What the task requires —
Pick out the lines containing "planner".
━━━
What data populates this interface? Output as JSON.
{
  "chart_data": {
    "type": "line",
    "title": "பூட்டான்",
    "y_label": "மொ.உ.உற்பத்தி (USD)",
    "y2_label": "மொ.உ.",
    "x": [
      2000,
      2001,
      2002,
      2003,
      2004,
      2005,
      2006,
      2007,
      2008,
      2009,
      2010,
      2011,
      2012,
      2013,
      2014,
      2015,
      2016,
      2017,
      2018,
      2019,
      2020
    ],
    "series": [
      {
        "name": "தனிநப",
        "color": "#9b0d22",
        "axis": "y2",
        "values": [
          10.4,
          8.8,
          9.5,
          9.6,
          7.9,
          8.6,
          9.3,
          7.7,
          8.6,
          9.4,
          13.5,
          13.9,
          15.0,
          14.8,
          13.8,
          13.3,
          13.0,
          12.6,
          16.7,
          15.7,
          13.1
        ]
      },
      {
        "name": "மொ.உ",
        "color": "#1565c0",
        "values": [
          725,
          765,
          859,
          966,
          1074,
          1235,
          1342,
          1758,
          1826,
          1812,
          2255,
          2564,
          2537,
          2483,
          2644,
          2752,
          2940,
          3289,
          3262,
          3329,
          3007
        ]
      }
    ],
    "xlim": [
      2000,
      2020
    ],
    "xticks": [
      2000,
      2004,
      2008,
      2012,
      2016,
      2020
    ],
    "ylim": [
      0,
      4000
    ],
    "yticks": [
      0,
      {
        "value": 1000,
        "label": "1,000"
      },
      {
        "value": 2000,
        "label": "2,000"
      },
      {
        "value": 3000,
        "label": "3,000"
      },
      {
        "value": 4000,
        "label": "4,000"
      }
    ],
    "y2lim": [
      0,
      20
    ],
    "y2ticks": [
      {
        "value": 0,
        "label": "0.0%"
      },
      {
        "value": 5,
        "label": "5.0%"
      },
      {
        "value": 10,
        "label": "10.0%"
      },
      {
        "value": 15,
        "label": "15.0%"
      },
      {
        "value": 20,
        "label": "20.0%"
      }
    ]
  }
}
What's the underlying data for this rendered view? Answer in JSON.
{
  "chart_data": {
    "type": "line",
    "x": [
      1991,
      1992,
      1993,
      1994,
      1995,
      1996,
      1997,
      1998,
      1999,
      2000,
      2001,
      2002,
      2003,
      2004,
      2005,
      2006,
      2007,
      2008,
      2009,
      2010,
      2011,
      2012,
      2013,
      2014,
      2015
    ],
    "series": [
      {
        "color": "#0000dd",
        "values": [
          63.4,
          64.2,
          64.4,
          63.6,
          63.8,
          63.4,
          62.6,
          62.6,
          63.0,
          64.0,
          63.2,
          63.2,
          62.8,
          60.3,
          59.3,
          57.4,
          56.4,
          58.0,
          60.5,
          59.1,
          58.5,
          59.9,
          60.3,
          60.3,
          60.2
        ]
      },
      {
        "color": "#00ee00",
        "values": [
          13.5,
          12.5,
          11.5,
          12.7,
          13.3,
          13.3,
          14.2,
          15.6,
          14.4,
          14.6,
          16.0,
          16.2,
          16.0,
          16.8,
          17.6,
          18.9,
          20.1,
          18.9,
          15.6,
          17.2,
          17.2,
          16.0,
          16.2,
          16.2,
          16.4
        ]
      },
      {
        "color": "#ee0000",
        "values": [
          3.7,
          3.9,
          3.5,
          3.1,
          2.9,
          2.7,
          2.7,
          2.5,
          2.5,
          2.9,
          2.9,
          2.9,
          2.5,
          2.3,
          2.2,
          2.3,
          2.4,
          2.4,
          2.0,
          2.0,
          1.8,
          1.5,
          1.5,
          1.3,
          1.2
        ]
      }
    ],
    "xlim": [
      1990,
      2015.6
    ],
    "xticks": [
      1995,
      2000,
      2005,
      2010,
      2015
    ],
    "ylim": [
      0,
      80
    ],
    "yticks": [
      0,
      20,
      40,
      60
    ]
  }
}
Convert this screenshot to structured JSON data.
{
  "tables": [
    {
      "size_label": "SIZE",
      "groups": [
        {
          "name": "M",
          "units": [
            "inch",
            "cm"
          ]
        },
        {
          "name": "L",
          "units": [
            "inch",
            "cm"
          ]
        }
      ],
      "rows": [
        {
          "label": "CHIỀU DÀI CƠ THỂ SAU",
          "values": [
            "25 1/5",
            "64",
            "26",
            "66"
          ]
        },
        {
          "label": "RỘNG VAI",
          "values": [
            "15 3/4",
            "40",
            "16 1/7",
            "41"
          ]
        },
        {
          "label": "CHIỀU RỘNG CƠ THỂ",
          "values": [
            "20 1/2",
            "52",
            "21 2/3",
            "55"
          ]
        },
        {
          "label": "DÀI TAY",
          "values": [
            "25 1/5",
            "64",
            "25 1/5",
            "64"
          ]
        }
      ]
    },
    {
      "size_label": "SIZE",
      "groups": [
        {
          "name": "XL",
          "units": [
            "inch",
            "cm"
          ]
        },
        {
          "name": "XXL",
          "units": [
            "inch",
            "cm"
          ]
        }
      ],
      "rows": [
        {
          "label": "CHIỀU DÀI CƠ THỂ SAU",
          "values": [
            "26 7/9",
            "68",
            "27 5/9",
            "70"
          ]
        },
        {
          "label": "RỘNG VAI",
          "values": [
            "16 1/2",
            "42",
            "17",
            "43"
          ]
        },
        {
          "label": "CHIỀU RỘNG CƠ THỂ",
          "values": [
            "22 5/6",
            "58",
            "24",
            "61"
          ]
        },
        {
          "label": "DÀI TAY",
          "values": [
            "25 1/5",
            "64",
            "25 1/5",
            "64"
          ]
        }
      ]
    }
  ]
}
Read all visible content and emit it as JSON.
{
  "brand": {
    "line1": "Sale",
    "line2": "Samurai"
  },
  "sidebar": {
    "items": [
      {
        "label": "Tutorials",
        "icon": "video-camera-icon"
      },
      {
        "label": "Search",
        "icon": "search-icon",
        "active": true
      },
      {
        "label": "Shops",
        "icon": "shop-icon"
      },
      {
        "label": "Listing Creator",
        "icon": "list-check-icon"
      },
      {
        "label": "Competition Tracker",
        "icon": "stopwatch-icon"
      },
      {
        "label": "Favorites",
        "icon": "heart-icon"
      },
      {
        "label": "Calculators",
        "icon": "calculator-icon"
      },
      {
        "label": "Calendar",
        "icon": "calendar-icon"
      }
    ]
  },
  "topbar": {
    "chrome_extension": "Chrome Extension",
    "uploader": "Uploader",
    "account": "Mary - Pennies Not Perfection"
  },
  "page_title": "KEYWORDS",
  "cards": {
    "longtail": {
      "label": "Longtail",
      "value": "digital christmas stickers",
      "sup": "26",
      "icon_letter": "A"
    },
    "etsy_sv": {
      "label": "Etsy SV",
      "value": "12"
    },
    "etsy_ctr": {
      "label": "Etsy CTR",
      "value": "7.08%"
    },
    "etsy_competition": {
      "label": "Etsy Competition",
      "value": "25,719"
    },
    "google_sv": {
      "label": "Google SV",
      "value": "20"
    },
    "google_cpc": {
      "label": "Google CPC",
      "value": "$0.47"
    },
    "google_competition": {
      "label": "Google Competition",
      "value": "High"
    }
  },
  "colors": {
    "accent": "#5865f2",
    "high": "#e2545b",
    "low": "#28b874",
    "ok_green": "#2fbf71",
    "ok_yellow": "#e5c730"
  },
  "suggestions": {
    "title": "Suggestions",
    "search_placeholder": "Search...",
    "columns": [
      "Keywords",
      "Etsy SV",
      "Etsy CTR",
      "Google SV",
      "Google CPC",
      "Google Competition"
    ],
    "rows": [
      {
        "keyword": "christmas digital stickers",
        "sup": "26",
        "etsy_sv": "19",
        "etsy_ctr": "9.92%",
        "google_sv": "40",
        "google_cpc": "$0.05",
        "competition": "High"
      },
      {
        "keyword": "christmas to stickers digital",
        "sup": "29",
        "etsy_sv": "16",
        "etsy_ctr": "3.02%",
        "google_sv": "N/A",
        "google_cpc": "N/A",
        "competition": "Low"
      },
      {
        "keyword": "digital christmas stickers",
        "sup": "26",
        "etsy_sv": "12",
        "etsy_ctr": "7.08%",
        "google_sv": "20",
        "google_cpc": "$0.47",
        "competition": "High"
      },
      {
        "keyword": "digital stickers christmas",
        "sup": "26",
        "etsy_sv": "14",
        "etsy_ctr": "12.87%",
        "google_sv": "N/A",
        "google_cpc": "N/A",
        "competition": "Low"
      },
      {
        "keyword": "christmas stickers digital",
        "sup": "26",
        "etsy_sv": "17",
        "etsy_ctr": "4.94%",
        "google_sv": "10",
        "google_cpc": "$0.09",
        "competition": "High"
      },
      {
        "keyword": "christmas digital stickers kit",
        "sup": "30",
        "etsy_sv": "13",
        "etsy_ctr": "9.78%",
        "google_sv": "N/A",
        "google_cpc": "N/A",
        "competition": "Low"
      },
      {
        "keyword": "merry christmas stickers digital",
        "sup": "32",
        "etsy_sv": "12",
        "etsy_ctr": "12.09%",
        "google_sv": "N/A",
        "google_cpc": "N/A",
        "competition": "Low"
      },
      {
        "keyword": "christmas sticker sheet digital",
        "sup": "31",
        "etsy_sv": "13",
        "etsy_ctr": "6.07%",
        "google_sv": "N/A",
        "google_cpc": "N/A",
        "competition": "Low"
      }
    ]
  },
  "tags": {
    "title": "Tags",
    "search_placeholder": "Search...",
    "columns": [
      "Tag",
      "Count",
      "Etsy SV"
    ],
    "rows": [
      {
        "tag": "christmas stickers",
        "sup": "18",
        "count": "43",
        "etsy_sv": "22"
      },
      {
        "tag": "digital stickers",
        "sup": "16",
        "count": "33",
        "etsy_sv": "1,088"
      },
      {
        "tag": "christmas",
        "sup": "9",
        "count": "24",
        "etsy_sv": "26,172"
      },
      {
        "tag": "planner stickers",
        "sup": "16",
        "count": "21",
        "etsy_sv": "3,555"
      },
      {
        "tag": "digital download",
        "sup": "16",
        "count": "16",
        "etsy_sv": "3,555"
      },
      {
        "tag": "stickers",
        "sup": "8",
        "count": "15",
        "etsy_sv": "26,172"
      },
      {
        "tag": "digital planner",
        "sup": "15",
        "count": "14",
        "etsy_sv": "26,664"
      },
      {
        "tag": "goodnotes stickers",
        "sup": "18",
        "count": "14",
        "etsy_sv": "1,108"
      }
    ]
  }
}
━━━
Reply —
        "tag": "planner stickers",
        "tag": "digital planner",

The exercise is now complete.